What you need to do:
Give every line back verbatim, dropping all images.

━━━ Working data ━━━

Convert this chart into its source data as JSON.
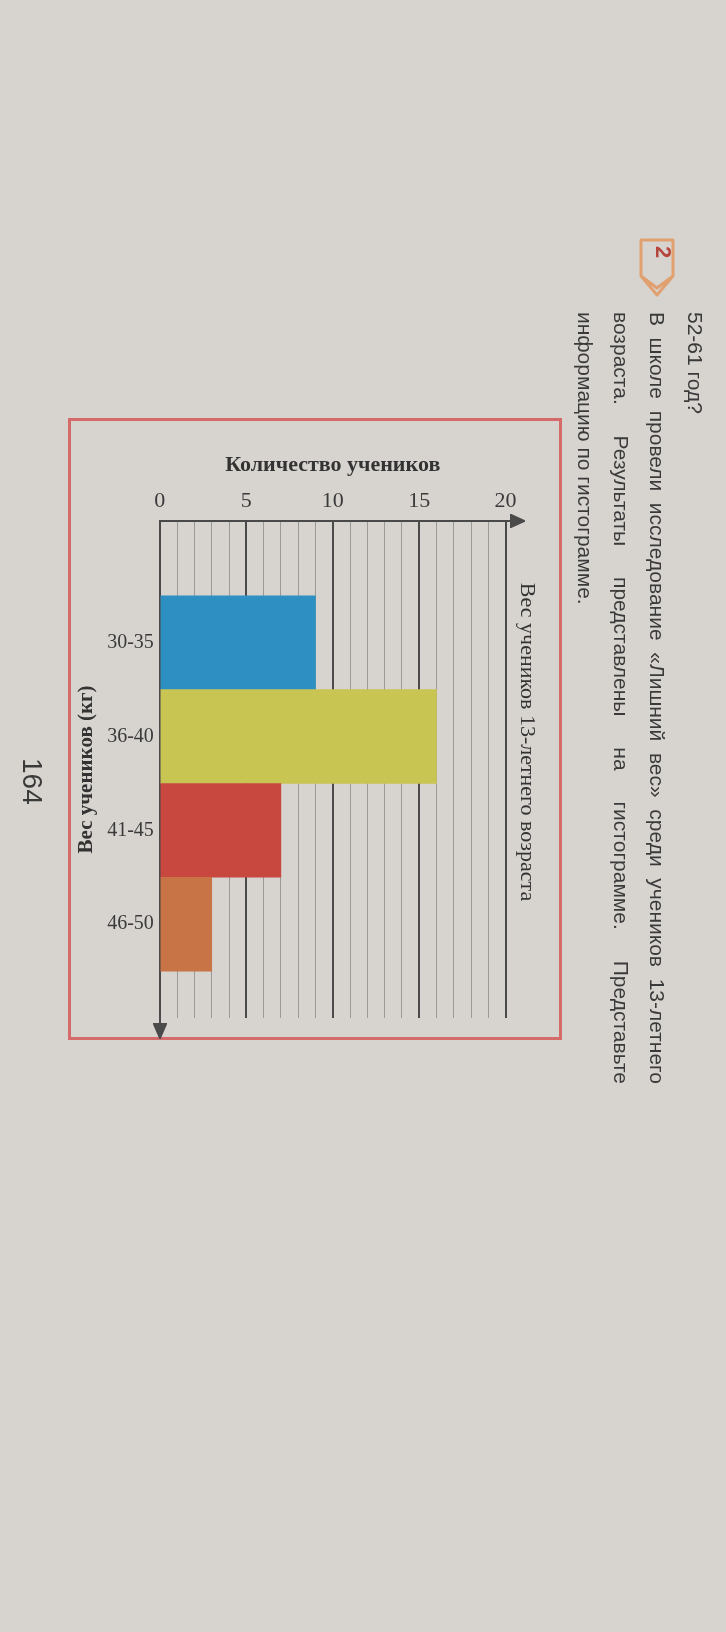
{
  "chart_data": {
    "type": "bar",
    "orientation": "horizontal",
    "title": "Вес учеников 13-летнего возраста",
    "xlabel": "Количество учеников",
    "ylabel": "Вес учеников (кг)",
    "categories": [
      "30-35",
      "36-40",
      "41-45",
      "46-50"
    ],
    "values": [
      9,
      16,
      7,
      3
    ],
    "colors": [
      "#2e8fc2",
      "#c9c552",
      "#c8473f",
      "#c97446"
    ],
    "xlim": [
      0,
      20
    ],
    "xticks": [
      0,
      {
        "value": 1,
        "label": null
      },
      {
        "value": 2,
        "label": null
      },
      {
        "value": 3,
        "label": null
      },
      {
        "value": 4,
        "label": null
      },
      5,
      {
        "value": 6,
        "label": null
      },
      {
        "value": 7,
        "label": null
      },
      {
        "value": 8,
        "label": null
      },
      {
        "value": 9,
        "label": null
      },
      10,
      {
        "value": 11,
        "label": null
      },
      {
        "value": 12,
        "label": null
      },
      {
        "value": 13,
        "label": null
      },
      {
        "value": 14,
        "label": null
      },
      15,
      {
        "value": 16,
        "label": null
      },
      {
        "value": 17,
        "label": null
      },
      {
        "value": 18,
        "label": null
      },
      {
        "value": 19,
        "label": null
      },
      20
    ],
    "grid": "x",
    "annotations": [
      "52-61 год?",
      "2",
      "В школе провели исследование «Лишний вес» среди учеников 13-летнего возраста. Результаты представлены на гистограмме. Представьте информацию по гистограмме.",
      "164"
    ]
  }
}
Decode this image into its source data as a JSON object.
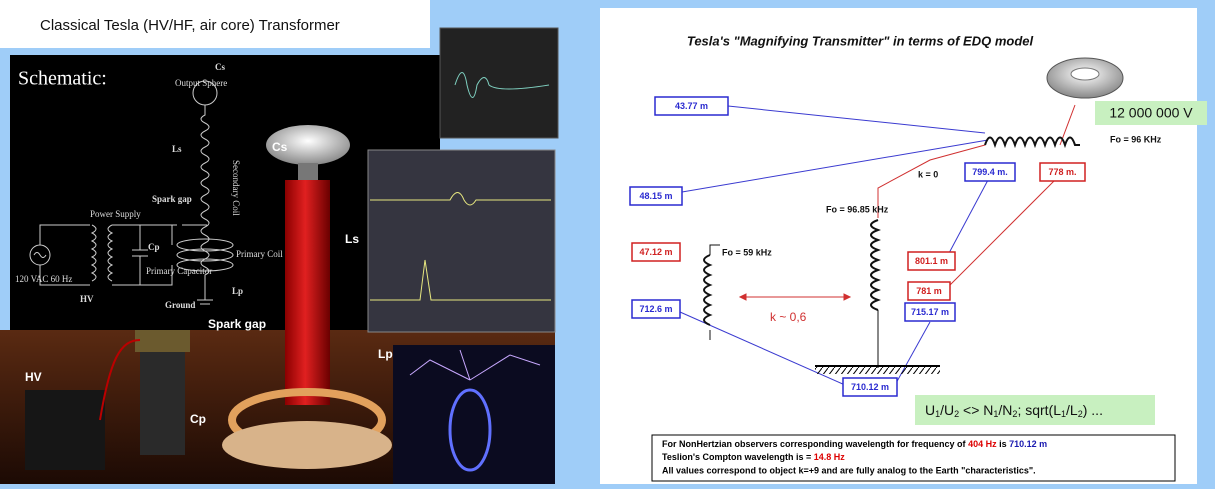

━━━

Finished exercise:
Convert this chart into its source data as JSON.
{
  "chart_data": {
    "type": "bar",
    "orientation": "horizontal",
    "title": "Вес учеников 13-летнего возраста",
    "xlabel": "Количество учеников",
    "ylabel": "Вес учеников (кг)",
    "categories": [
      "30-35",
      "36-40",
      "41-45",
      "46-50"
    ],
    "values": [
      9,
      16,
      7,
      3
    ],
    "colors": [
      "#2e8fc2",
      "#c9c552",
      "#c8473f",
      "#c97446"
    ],
    "xlim": [
      0,
      20
    ],
    "xticks": [
      0,
      {
        "value": 1,
        "label": null
      },
      {
        "value": 2,
        "label": null
      },
      {
        "value": 3,
        "label": null
      },
      {
        "value": 4,
        "label": null
      },
      5,
      {
        "value": 6,
        "label": null
      },
      {
        "value": 7,
        "label": null
      },
      {
        "value": 8,
        "label": null
      },
      {
        "value": 9,
        "label": null
      },
      10,
      {
        "value": 11,
        "label": null
      },
      {
        "value": 12,
        "label": null
      },
      {
        "value": 13,
        "label": null
      },
      {
        "value": 14,
        "label": null
      },
      15,
      {
        "value": 16,
        "label": null
      },
      {
        "value": 17,
        "label": null
      },
      {
        "value": 18,
        "label": null
      },
      {
        "value": 19,
        "label": null
      },
      20
    ],
    "grid": "x",
    "annotations": [
      "52-61 год?",
      "2",
      "В школе провели исследование «Лишний вес» среди учеников 13-летнего возраста. Результаты представлены на гистограмме. Представьте информацию по гистограмме.",
      "164"
    ]
  }
}
Decode this image into its source data as a JSON object.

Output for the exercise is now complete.